**Do this**
Whenever a line contains the string "orthogonal", copy it out of the entries.
____ Data in this exercise
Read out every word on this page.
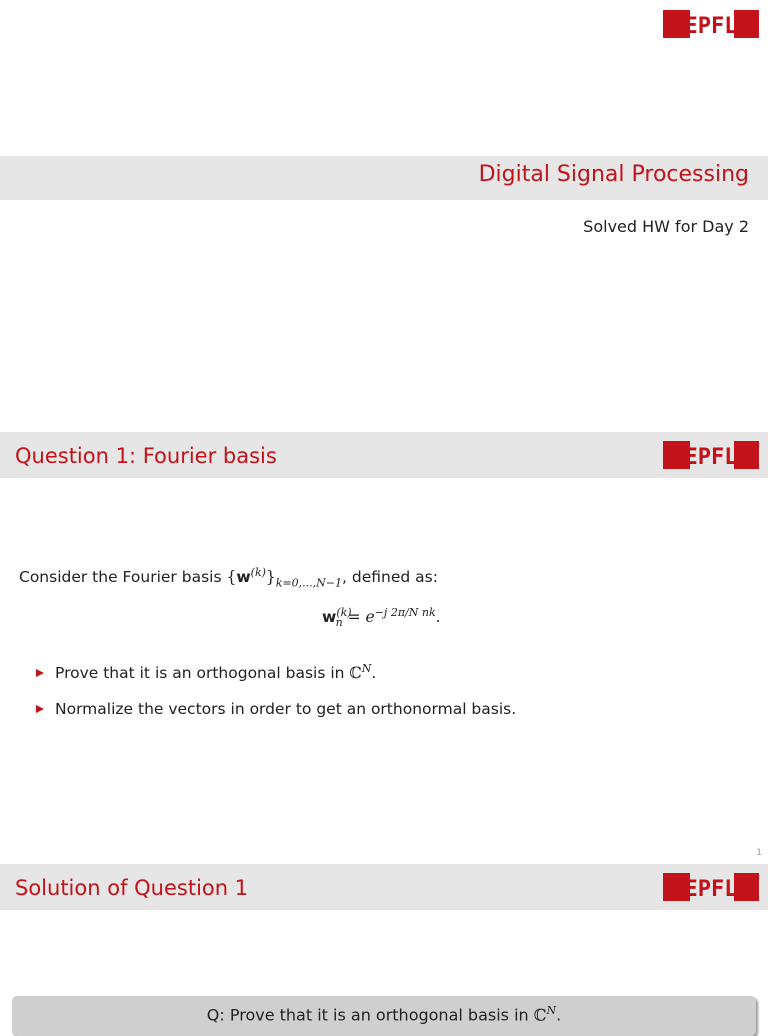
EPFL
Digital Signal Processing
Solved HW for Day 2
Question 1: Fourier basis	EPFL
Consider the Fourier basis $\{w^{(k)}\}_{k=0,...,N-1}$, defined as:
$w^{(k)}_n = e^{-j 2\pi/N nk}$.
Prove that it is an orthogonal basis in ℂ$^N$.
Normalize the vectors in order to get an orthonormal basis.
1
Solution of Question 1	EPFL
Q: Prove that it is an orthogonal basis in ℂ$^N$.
________
**Written response**
Prove that it is an orthogonal basis in ℂ$^N$.
Q: Prove that it is an orthogonal basis in ℂ$^N$.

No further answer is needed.